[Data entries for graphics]
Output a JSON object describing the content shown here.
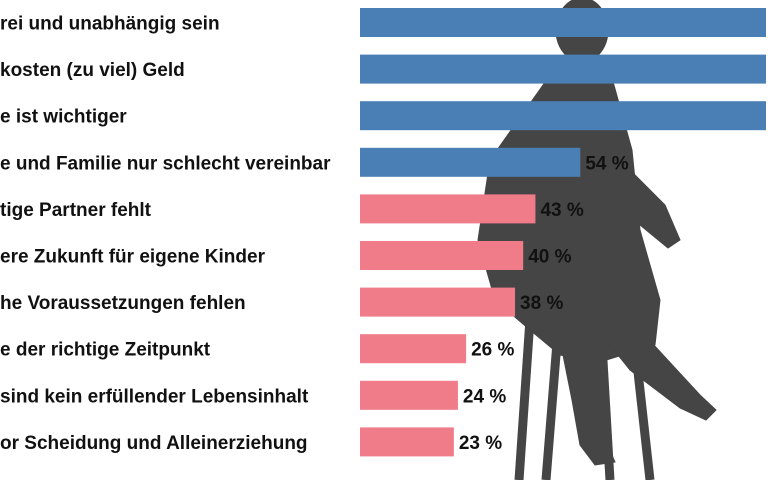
{
  "chart_data": {
    "type": "bar",
    "orientation": "horizontal",
    "categories": [
      "rei und unabhängig sein",
      "kosten (zu viel) Geld",
      "e ist wichtiger",
      "e und Familie nur schlecht vereinbar",
      "tige Partner fehlt",
      "ere Zukunft für eigene Kinder",
      "he Voraussetzungen fehlen",
      "e der richtige Zeitpunkt",
      "sind kein erfüllender Lebensinhalt",
      "or Scheidung und Alleinerziehung"
    ],
    "values": [
      null,
      null,
      null,
      54,
      43,
      40,
      38,
      26,
      24,
      23
    ],
    "value_labels": [
      "",
      "",
      "",
      "54 %",
      "43 %",
      "40 %",
      "38 %",
      "26 %",
      "24 %",
      "23 %"
    ],
    "colors": [
      "#4a7fb5",
      "#4a7fb5",
      "#4a7fb5",
      "#4a7fb5",
      "#f07b89",
      "#f07b89",
      "#f07b89",
      "#f07b89",
      "#f07b89",
      "#f07b89"
    ],
    "xlim": [
      0,
      100
    ]
  },
  "silhouette": {
    "icon": "seated-woman-silhouette",
    "color": "#454545"
  }
}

### What is being asked
Copy out all the records exactly, excluding pictures.

### The response
Output a JSON object describing the content shown here.
{
  "chart_data": {
    "type": "bar",
    "orientation": "horizontal",
    "categories": [
      "rei und unabhängig sein",
      "kosten (zu viel) Geld",
      "e ist wichtiger",
      "e und Familie nur schlecht vereinbar",
      "tige Partner fehlt",
      "ere Zukunft für eigene Kinder",
      "he Voraussetzungen fehlen",
      "e der richtige Zeitpunkt",
      "sind kein erfüllender Lebensinhalt",
      "or Scheidung und Alleinerziehung"
    ],
    "values": [
      null,
      null,
      null,
      54,
      43,
      40,
      38,
      26,
      24,
      23
    ],
    "value_labels": [
      "",
      "",
      "",
      "54 %",
      "43 %",
      "40 %",
      "38 %",
      "26 %",
      "24 %",
      "23 %"
    ],
    "colors": [
      "#4a7fb5",
      "#4a7fb5",
      "#4a7fb5",
      "#4a7fb5",
      "#f07b89",
      "#f07b89",
      "#f07b89",
      "#f07b89",
      "#f07b89",
      "#f07b89"
    ],
    "xlim": [
      0,
      100
    ]
  },
  "silhouette": {
    "icon": "seated-woman-silhouette",
    "color": "#454545"
  }
}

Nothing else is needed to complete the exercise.